» Aim of the task
All lines in the data bearing the string "Output" should be identified and copied.

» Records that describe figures
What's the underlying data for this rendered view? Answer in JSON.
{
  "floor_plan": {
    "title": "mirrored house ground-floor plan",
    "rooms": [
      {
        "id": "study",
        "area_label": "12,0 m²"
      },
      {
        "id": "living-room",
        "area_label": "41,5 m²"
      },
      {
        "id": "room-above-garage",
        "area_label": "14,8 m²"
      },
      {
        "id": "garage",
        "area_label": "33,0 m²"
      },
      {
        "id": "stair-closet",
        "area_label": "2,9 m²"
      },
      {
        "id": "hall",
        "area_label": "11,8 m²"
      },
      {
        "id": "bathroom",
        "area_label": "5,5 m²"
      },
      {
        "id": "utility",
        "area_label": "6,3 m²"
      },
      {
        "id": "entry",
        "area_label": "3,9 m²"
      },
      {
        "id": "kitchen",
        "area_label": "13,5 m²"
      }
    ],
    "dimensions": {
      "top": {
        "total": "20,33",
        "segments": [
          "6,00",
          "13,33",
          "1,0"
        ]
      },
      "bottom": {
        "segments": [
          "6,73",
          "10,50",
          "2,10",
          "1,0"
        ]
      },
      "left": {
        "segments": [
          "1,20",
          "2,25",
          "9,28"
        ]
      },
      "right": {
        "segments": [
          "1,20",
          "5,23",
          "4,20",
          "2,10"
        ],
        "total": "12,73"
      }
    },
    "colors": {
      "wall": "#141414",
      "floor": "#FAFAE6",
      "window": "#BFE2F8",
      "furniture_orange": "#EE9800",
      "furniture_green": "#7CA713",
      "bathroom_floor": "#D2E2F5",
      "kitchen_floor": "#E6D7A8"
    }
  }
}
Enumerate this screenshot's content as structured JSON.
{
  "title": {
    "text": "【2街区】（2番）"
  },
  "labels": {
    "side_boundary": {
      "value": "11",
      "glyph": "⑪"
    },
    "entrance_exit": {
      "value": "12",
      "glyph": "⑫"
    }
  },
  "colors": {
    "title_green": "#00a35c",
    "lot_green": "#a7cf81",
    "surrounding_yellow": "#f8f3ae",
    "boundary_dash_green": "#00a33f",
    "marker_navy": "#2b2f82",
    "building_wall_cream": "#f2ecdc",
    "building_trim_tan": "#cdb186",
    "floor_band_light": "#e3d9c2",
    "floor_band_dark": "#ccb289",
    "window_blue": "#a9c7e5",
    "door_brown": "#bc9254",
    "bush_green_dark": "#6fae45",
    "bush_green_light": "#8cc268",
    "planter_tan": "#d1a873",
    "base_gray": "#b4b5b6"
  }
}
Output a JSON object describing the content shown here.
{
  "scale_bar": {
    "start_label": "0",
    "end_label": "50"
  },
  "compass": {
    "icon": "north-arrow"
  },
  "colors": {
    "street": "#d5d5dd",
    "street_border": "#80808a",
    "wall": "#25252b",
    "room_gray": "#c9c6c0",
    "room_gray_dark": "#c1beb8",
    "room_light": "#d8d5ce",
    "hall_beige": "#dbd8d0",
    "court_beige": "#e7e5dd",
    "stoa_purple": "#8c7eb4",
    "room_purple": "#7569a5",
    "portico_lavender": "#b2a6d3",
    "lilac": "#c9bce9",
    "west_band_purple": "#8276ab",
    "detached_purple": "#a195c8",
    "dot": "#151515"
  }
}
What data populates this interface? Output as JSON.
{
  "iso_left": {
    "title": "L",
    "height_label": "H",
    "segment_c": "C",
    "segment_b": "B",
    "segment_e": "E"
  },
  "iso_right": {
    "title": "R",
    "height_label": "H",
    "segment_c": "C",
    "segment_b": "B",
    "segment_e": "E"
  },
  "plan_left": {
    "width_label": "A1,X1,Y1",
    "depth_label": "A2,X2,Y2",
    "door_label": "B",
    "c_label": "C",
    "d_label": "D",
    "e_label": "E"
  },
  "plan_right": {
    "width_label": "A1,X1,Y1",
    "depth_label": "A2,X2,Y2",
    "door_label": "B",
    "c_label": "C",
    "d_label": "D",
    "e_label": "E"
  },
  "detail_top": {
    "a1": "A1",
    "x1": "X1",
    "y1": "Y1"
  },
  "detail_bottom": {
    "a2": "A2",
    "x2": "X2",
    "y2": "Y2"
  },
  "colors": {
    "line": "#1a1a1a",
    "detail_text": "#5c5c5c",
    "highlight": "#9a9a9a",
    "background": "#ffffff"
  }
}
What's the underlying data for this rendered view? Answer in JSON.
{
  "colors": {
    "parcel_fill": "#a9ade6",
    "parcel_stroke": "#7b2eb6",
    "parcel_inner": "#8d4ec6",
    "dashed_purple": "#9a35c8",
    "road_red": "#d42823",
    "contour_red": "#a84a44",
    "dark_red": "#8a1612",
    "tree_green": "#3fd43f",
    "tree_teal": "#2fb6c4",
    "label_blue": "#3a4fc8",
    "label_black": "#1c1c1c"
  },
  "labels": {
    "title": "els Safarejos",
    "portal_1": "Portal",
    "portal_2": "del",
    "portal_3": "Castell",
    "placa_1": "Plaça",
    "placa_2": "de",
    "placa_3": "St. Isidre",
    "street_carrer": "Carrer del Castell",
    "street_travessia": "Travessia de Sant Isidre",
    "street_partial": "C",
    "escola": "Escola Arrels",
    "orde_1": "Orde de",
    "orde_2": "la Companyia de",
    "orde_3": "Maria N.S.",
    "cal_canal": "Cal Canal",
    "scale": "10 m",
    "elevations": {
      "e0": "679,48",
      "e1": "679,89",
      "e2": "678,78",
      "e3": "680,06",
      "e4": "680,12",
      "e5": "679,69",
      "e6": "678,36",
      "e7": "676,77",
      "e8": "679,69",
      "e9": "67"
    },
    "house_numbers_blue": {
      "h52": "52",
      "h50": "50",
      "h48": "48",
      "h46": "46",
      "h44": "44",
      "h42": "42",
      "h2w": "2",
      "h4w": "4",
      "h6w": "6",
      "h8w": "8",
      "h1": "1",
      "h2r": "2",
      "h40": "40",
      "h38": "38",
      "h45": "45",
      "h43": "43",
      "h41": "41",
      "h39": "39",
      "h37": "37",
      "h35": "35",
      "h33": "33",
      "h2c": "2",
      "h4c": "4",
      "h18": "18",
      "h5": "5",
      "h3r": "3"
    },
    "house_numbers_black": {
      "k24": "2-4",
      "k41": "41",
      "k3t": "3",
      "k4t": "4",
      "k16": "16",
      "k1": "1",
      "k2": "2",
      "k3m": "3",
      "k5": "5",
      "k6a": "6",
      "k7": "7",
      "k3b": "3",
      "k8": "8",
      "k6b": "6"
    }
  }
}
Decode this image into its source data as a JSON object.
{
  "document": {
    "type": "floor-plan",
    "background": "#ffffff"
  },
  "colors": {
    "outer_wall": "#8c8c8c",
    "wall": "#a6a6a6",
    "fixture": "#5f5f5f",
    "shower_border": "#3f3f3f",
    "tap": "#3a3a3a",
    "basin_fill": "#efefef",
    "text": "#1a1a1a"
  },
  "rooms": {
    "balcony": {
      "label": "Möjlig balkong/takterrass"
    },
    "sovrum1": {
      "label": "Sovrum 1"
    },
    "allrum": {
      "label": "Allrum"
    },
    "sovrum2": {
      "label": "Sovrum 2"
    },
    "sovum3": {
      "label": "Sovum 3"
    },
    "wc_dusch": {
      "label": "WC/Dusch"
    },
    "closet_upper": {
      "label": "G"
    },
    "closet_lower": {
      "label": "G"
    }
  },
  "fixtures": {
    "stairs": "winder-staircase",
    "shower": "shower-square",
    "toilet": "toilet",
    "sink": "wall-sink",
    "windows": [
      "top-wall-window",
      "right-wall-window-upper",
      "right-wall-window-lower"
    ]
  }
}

» Solution to this exercise
Output a JSON object describing the content shown here.
What data populates this interface? Output as JSON.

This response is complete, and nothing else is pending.